--- start ---

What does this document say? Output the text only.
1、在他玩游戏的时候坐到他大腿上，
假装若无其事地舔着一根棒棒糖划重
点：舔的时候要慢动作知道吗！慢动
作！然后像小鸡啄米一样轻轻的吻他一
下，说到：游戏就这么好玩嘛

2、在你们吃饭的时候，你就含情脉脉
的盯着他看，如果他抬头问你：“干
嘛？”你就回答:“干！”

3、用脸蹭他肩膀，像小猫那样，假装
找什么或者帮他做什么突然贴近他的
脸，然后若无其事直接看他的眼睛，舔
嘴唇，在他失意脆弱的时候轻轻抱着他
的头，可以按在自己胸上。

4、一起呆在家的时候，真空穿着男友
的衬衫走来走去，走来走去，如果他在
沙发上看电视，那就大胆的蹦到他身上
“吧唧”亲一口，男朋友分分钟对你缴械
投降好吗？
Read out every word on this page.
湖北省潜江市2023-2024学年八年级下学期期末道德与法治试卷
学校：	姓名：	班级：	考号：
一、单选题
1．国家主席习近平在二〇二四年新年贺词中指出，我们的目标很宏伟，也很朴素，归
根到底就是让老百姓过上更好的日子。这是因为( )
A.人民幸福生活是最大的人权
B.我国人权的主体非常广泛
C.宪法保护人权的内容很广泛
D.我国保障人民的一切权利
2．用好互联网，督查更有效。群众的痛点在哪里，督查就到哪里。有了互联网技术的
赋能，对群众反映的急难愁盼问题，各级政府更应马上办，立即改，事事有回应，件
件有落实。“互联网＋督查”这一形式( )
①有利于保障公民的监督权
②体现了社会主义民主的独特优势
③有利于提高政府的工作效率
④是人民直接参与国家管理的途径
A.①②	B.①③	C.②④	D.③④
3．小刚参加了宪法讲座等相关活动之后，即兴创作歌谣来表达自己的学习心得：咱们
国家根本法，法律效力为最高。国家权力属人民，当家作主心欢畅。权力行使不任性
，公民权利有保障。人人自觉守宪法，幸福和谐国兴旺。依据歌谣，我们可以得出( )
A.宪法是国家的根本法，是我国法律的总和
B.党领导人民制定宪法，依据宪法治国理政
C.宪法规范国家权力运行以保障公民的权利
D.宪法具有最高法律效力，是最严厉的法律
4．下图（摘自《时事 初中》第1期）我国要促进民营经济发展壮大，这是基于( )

--- end ---

§ Exercise directions
The records above must be output exactly, in full.

§ The output
What does this document say? Output the text only.
1、在他玩游戏的时候坐到他大腿上，
假装若无其事地舔着一根棒棒糖划重
点：舔的时候要慢动作知道吗！慢动
作！然后像小鸡啄米一样轻轻的吻他一
下，说到：游戏就这么好玩嘛

2、在你们吃饭的时候，你就含情脉脉
的盯着他看，如果他抬头问你：“干
嘛？”你就回答:“干！”

3、用脸蹭他肩膀，像小猫那样，假装
找什么或者帮他做什么突然贴近他的
脸，然后若无其事直接看他的眼睛，舔
嘴唇，在他失意脆弱的时候轻轻抱着他
的头，可以按在自己胸上。

4、一起呆在家的时候，真空穿着男友
的衬衫走来走去，走来走去，如果他在
沙发上看电视，那就大胆的蹦到他身上
“吧唧”亲一口，男朋友分分钟对你缴械
投降好吗？
Read out every word on this page.
湖北省潜江市2023-2024学年八年级下学期期末道德与法治试卷
学校：	姓名：	班级：	考号：
一、单选题
1．国家主席习近平在二〇二四年新年贺词中指出，我们的目标很宏伟，也很朴素，归
根到底就是让老百姓过上更好的日子。这是因为( )
A.人民幸福生活是最大的人权
B.我国人权的主体非常广泛
C.宪法保护人权的内容很广泛
D.我国保障人民的一切权利
2．用好互联网，督查更有效。群众的痛点在哪里，督查就到哪里。有了互联网技术的
赋能，对群众反映的急难愁盼问题，各级政府更应马上办，立即改，事事有回应，件
件有落实。“互联网＋督查”这一形式( )
①有利于保障公民的监督权
②体现了社会主义民主的独特优势
③有利于提高政府的工作效率
④是人民直接参与国家管理的途径
A.①②	B.①③	C.②④	D.③④
3．小刚参加了宪法讲座等相关活动之后，即兴创作歌谣来表达自己的学习心得：咱们
国家根本法，法律效力为最高。国家权力属人民，当家作主心欢畅。权力行使不任性
，公民权利有保障。人人自觉守宪法，幸福和谐国兴旺。依据歌谣，我们可以得出( )
A.宪法是国家的根本法，是我国法律的总和
B.党领导人民制定宪法，依据宪法治国理政
C.宪法规范国家权力运行以保障公民的权利
D.宪法具有最高法律效力，是最严厉的法律
4．下图（摘自《时事 初中》第1期）我国要促进民营经济发展壮大，这是基于( )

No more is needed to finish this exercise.